GIVEN REQUEST: Copy out all the lines where "name" shows up.

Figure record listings
■ ■ ■

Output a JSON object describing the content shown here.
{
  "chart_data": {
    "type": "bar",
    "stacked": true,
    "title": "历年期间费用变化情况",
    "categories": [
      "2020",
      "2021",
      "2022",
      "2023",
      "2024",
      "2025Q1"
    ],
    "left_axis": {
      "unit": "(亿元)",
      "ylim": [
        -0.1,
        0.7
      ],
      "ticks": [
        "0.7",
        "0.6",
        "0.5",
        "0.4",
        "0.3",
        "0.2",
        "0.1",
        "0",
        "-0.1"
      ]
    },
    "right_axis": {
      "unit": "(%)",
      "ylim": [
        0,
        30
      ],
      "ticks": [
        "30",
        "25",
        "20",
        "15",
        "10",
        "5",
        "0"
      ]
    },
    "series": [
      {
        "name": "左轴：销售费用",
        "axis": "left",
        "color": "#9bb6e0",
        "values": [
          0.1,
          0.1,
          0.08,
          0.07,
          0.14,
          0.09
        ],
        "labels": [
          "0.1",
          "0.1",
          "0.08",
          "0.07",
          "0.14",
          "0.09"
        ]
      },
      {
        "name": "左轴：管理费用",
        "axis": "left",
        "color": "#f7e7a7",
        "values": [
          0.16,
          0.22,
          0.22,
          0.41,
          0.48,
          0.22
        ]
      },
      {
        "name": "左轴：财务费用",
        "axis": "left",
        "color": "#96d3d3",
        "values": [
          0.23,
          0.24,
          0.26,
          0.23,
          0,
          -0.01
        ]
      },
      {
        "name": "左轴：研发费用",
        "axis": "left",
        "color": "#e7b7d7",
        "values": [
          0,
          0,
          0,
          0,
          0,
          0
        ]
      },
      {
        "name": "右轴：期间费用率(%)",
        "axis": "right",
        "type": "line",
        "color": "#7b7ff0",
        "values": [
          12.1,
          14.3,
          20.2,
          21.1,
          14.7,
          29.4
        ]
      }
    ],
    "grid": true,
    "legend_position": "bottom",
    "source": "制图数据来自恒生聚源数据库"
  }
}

■ ■ ■

ANSWER IN FULL:
        "name": "左轴：销售费用",
        "name": "左轴：管理费用",
        "name": "左轴：财务费用",
        "name": "左轴：研发费用",
        "name": "右轴：期间费用率(%)",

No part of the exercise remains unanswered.